▸ **DATA PROVIDED**
* start *
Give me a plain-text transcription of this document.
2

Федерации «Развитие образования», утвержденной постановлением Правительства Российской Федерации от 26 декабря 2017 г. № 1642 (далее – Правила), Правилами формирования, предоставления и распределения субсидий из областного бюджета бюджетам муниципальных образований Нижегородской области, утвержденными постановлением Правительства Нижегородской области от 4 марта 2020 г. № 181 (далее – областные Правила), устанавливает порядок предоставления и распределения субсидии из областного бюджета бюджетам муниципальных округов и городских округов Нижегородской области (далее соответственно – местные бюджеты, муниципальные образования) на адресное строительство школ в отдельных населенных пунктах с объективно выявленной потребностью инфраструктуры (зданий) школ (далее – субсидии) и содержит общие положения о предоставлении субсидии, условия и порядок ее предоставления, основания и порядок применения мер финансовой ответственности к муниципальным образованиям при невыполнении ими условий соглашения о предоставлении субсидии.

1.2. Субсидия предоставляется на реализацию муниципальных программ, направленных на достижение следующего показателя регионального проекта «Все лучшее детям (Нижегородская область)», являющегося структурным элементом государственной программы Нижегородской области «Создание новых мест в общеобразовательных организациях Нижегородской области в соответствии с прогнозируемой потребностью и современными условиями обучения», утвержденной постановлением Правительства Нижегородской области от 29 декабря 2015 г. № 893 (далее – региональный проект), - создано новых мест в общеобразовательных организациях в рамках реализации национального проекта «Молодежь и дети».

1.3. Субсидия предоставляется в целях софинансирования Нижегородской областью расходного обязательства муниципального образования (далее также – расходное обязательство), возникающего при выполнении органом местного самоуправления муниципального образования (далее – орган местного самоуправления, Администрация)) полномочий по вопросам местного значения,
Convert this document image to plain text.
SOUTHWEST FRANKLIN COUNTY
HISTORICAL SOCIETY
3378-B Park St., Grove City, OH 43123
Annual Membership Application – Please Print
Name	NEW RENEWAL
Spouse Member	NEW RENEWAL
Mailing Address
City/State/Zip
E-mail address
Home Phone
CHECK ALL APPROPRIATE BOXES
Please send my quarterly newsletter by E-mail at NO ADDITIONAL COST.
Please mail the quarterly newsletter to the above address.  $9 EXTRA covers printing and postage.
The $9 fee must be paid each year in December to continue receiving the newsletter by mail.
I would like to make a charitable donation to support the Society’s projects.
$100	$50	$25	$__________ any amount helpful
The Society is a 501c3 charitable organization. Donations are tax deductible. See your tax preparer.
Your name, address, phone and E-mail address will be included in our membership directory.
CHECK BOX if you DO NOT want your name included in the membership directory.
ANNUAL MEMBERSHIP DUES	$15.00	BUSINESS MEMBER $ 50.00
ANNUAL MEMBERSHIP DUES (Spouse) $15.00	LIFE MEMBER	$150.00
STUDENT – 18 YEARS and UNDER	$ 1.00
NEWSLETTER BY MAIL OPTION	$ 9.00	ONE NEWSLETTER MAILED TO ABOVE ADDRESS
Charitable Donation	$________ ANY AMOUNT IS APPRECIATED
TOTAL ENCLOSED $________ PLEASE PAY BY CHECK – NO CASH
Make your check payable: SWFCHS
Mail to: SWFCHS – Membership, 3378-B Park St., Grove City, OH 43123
* end *
Set down every line of the listing above again, exactly as given.

▸ **FULL OUTPUT**
Give me a plain-text transcription of this document.
2

Федерации «Развитие образования», утвержденной постановлением Правительства Российской Федерации от 26 декабря 2017 г. № 1642 (далее – Правила), Правилами формирования, предоставления и распределения субсидий из областного бюджета бюджетам муниципальных образований Нижегородской области, утвержденными постановлением Правительства Нижегородской области от 4 марта 2020 г. № 181 (далее – областные Правила), устанавливает порядок предоставления и распределения субсидии из областного бюджета бюджетам муниципальных округов и городских округов Нижегородской области (далее соответственно – местные бюджеты, муниципальные образования) на адресное строительство школ в отдельных населенных пунктах с объективно выявленной потребностью инфраструктуры (зданий) школ (далее – субсидии) и содержит общие положения о предоставлении субсидии, условия и порядок ее предоставления, основания и порядок применения мер финансовой ответственности к муниципальным образованиям при невыполнении ими условий соглашения о предоставлении субсидии.

1.2. Субсидия предоставляется на реализацию муниципальных программ, направленных на достижение следующего показателя регионального проекта «Все лучшее детям (Нижегородская область)», являющегося структурным элементом государственной программы Нижегородской области «Создание новых мест в общеобразовательных организациях Нижегородской области в соответствии с прогнозируемой потребностью и современными условиями обучения», утвержденной постановлением Правительства Нижегородской области от 29 декабря 2015 г. № 893 (далее – региональный проект), - создано новых мест в общеобразовательных организациях в рамках реализации национального проекта «Молодежь и дети».

1.3. Субсидия предоставляется в целях софинансирования Нижегородской областью расходного обязательства муниципального образования (далее также – расходное обязательство), возникающего при выполнении органом местного самоуправления муниципального образования (далее – орган местного самоуправления, Администрация)) полномочий по вопросам местного значения,
Convert this document image to plain text.
SOUTHWEST FRANKLIN COUNTY
HISTORICAL SOCIETY
3378-B Park St., Grove City, OH 43123
Annual Membership Application – Please Print
Name	NEW RENEWAL
Spouse Member	NEW RENEWAL
Mailing Address
City/State/Zip
E-mail address
Home Phone
CHECK ALL APPROPRIATE BOXES
Please send my quarterly newsletter by E-mail at NO ADDITIONAL COST.
Please mail the quarterly newsletter to the above address.  $9 EXTRA covers printing and postage.
The $9 fee must be paid each year in December to continue receiving the newsletter by mail.
I would like to make a charitable donation to support the Society’s projects.
$100	$50	$25	$__________ any amount helpful
The Society is a 501c3 charitable organization. Donations are tax deductible. See your tax preparer.
Your name, address, phone and E-mail address will be included in our membership directory.
CHECK BOX if you DO NOT want your name included in the membership directory.
ANNUAL MEMBERSHIP DUES	$15.00	BUSINESS MEMBER $ 50.00
ANNUAL MEMBERSHIP DUES (Spouse) $15.00	LIFE MEMBER	$150.00
STUDENT – 18 YEARS and UNDER	$ 1.00
NEWSLETTER BY MAIL OPTION	$ 9.00	ONE NEWSLETTER MAILED TO ABOVE ADDRESS
Charitable Donation	$________ ANY AMOUNT IS APPRECIATED
TOTAL ENCLOSED $________ PLEASE PAY BY CHECK – NO CASH
Make your check payable: SWFCHS
Mail to: SWFCHS – Membership, 3378-B Park St., Grove City, OH 43123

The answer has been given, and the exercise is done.